[start]

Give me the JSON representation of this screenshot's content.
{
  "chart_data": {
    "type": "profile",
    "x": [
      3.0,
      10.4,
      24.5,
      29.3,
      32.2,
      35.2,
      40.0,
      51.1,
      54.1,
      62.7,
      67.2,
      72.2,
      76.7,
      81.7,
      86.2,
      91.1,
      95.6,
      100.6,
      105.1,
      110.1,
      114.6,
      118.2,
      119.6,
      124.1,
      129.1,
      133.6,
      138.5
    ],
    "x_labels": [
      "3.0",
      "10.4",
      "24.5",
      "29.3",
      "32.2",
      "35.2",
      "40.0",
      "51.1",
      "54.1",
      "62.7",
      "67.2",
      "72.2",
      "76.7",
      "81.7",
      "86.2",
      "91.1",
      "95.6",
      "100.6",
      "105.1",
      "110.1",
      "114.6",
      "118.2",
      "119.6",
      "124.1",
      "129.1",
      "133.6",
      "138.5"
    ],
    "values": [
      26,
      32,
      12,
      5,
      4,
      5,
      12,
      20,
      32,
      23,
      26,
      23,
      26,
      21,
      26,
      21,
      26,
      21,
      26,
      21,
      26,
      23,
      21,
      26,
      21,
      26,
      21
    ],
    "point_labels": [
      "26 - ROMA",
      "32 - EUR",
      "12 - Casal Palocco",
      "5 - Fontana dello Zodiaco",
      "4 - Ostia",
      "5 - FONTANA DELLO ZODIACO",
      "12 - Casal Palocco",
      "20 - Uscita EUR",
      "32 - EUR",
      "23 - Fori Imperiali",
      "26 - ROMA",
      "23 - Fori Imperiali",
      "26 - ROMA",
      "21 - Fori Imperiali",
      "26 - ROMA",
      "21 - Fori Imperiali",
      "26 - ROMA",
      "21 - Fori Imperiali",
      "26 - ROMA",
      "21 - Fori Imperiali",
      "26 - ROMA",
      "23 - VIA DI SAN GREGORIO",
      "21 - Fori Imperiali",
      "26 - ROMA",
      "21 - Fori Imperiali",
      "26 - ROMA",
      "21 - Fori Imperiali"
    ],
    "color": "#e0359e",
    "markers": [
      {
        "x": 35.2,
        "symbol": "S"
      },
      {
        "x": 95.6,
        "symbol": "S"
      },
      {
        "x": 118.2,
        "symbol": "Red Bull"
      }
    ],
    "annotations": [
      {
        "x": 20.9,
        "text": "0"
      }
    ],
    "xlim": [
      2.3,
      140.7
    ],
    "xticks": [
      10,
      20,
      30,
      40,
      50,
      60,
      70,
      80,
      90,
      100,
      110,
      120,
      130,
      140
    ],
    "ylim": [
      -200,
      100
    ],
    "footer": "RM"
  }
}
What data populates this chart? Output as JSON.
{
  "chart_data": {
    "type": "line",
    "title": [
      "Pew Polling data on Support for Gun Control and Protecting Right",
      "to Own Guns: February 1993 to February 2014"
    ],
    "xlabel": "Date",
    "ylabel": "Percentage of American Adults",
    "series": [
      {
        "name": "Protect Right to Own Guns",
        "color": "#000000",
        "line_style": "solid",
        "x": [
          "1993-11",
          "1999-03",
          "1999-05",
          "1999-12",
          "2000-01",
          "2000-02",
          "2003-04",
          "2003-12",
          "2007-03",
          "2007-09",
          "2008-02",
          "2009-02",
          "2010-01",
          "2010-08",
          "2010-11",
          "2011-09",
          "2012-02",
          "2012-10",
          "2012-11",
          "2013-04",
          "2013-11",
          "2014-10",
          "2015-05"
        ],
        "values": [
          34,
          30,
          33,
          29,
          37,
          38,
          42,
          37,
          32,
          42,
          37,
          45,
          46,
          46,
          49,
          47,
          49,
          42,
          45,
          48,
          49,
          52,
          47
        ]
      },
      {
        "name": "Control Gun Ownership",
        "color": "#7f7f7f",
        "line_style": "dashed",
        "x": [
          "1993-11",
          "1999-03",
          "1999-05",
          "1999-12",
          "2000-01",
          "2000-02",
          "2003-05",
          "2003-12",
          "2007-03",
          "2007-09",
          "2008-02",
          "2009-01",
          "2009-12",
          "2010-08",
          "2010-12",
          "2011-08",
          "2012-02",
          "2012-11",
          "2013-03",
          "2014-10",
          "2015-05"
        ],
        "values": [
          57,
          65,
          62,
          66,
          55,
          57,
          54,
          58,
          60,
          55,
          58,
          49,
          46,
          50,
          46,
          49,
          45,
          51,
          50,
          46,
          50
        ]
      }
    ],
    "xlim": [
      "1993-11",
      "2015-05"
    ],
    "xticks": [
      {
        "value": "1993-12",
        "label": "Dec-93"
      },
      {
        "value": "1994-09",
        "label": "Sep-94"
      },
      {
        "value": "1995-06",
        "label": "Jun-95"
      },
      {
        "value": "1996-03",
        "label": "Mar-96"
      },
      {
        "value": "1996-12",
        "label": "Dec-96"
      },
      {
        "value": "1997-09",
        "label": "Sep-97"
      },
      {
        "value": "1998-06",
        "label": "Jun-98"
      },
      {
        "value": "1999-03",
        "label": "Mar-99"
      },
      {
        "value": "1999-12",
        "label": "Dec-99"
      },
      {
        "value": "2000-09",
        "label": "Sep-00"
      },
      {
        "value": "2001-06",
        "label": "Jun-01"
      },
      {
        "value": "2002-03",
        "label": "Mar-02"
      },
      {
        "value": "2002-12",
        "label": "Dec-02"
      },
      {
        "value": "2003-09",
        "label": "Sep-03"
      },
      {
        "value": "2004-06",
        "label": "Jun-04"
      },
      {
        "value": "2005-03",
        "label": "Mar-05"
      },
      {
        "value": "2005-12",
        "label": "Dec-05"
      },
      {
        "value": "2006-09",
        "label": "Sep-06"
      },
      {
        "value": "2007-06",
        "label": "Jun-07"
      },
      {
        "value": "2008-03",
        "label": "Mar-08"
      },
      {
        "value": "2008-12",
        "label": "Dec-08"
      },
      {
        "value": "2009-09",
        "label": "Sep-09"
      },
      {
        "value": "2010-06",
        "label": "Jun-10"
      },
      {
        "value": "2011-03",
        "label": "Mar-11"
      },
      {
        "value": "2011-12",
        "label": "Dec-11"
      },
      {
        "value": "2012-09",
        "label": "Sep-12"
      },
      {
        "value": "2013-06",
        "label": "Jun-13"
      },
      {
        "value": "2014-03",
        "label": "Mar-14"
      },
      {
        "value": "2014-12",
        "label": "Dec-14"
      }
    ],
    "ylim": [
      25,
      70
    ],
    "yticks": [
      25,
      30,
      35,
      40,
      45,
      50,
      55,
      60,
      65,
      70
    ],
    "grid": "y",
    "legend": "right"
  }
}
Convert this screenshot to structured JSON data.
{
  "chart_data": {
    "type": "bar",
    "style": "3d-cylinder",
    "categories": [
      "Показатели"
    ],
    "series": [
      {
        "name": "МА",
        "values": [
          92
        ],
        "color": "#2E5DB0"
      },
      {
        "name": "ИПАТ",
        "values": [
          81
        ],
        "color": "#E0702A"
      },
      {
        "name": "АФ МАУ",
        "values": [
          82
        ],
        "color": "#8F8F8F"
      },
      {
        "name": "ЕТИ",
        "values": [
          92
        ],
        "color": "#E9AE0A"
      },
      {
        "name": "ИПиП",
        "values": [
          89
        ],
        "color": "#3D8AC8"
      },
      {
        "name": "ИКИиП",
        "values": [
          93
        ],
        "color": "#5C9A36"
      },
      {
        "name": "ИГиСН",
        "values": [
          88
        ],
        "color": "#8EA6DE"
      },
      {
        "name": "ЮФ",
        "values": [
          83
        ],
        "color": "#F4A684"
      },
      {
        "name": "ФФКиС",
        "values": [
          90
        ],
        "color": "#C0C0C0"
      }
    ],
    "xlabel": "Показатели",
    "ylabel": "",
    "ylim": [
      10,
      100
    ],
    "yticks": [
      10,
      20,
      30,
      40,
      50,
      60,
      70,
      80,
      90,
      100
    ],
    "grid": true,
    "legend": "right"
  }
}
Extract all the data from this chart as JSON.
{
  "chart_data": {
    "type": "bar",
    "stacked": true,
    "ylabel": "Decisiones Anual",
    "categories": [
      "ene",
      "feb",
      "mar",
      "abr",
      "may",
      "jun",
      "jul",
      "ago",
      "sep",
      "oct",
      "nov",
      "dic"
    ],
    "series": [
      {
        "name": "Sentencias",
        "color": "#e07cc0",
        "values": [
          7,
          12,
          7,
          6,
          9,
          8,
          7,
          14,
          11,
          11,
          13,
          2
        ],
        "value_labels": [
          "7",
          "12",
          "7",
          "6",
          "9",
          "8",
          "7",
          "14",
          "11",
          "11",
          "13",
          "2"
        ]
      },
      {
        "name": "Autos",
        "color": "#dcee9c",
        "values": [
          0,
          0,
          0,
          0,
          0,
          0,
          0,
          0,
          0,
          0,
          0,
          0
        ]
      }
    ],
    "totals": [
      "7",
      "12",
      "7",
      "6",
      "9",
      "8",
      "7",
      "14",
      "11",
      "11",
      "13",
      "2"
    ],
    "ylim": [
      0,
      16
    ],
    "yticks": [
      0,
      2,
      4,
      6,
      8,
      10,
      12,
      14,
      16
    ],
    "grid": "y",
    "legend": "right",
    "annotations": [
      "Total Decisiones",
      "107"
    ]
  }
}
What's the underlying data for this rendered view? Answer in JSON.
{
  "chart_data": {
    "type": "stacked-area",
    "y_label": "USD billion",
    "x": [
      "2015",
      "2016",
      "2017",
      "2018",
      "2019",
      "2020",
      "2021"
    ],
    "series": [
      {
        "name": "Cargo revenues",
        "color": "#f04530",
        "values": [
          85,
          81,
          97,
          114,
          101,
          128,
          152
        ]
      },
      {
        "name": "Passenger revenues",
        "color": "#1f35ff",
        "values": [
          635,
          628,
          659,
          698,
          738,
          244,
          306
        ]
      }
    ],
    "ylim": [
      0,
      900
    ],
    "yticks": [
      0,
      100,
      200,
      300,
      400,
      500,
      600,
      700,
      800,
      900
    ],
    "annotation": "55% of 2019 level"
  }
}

[end]

Exercise details » Go through the records above and copy every line with the word "What".

Full output »
What data populates this chart? Output as JSON.
What's the underlying data for this rendered view? Answer in JSON.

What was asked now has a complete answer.